§ AIM:
Tally the lines that contain "senza" and report the total alone.

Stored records

----

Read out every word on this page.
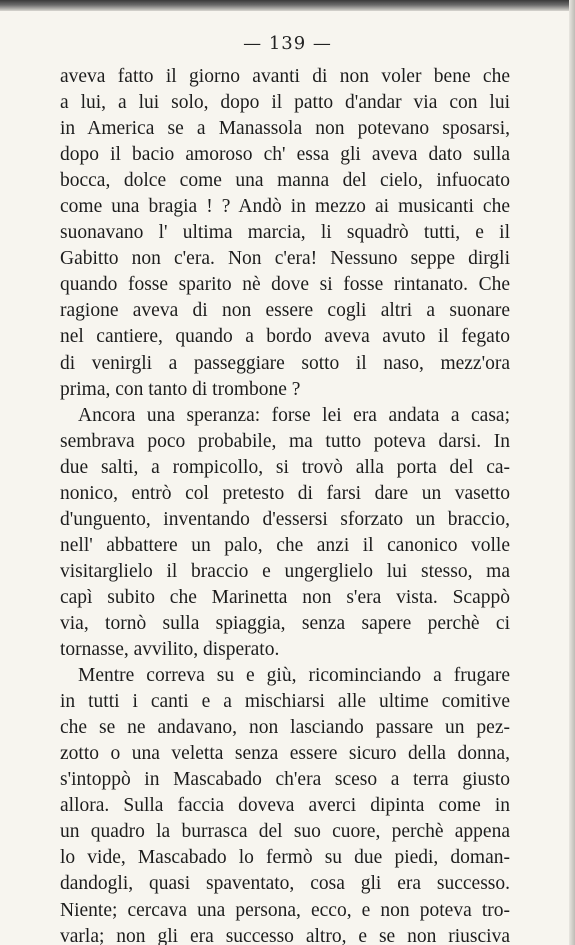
— 139 —
aveva fatto il giorno avanti di non voler bene che
a lui, a lui solo, dopo il patto d'andar via con lui
in America se a Manassola non potevano sposarsi,
dopo il bacio amoroso ch' essa gli aveva dato sulla
bocca, dolce come una manna del cielo, infuocato
come una bragia ! ? Andò in mezzo ai musicanti che
suonavano l' ultima marcia, li squadrò tutti, e il
Gabitto non c'era. Non c'era! Nessuno seppe dirgli
quando fosse sparito nè dove si fosse rintanato. Che
ragione aveva di non essere cogli altri a suonare
nel cantiere, quando a bordo aveva avuto il fegato
di venirgli a passeggiare sotto il naso, mezz'ora
prima, con tanto di trombone ?
Ancora una speranza: forse lei era andata a casa;
sembrava poco probabile, ma tutto poteva darsi. In
due salti, a rompicollo, si trovò alla porta del ca-
nonico, entrò col pretesto di farsi dare un vasetto
d'unguento, inventando d'essersi sforzato un braccio,
nell' abbattere un palo, che anzi il canonico volle
visitarglielo il braccio e ungerglielo lui stesso, ma
capì subito che Marinetta non s'era vista. Scappò
via, tornò sulla spiaggia, senza sapere perchè ci
tornasse, avvilito, disperato.
Mentre correva su e giù, ricominciando a frugare
in tutti i canti e a mischiarsi alle ultime comitive
che se ne andavano, non lasciando passare un pez-
zotto o una veletta senza essere sicuro della donna,
s'intoppò in Mascabado ch'era sceso a terra giusto
allora. Sulla faccia doveva averci dipinta come in
un quadro la burrasca del suo cuore, perchè appena
lo vide, Mascabado lo fermò su due piedi, doman-
dandogli, quasi spaventato, cosa gli era successo.
Niente; cercava una persona, ecco, e non poteva tro-
varla; non gli era successo altro, e se non riusciva
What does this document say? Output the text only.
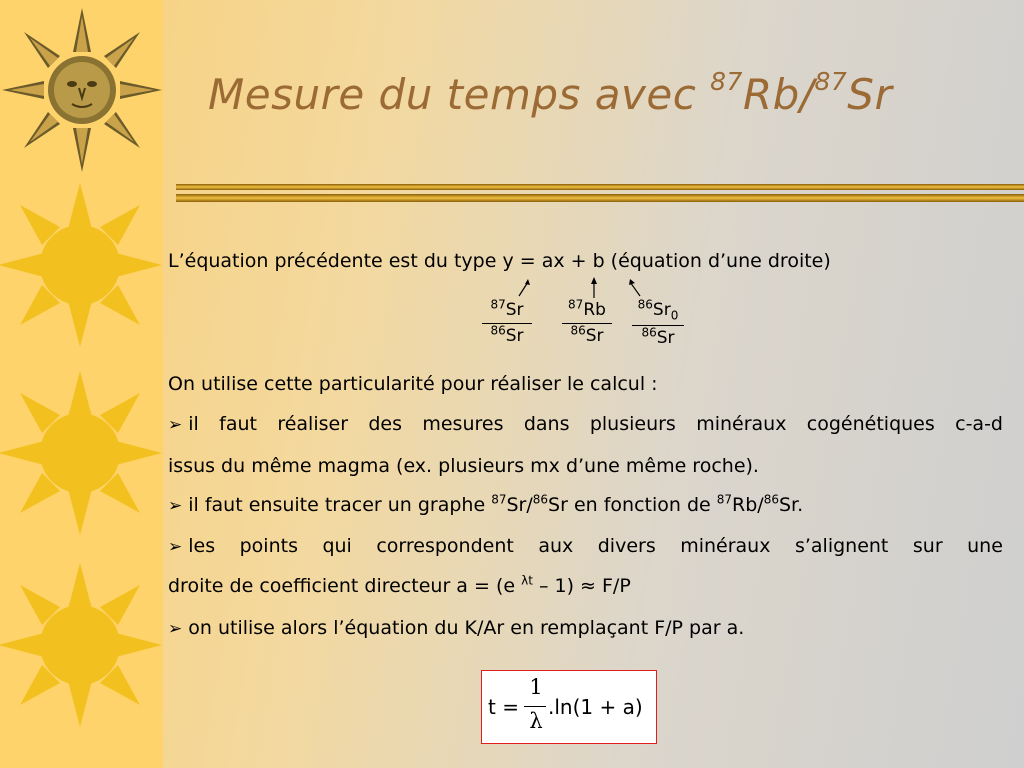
Mesure du temps avec $^{87}$Rb/$^{87}$Sr
L’équation précédente est du type y = ax + b (équation d’une droite)
$^{87}$Sr
$^{86}$Sr
$^{87}$Rb
$^{86}$Sr
$^{86}Sr_0$
$^{86}$Sr
On utilise cette particularité pour réaliser le calcul :
➢ il faut réaliser des mesures dans plusieurs minéraux cogénétiques c-a-d
issus du même magma (ex. plusieurs mx d’une même roche).
➢ il faut ensuite tracer un graphe $^{87}$Sr/$^{86}$Sr en fonction de $^{87}$Rb/$^{86}$Sr.
➢ les points qui correspondent aux divers minéraux s’alignent sur une
droite de coefficient directeur a = (e $^{\lambda t}$ – 1) ≈ F/P
➢ on utilise alors l’équation du K/Ar en remplaçant F/P par a.
t =
1
λ
.ln(1 + a)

----

§ ANSWER TO THE TASK:
2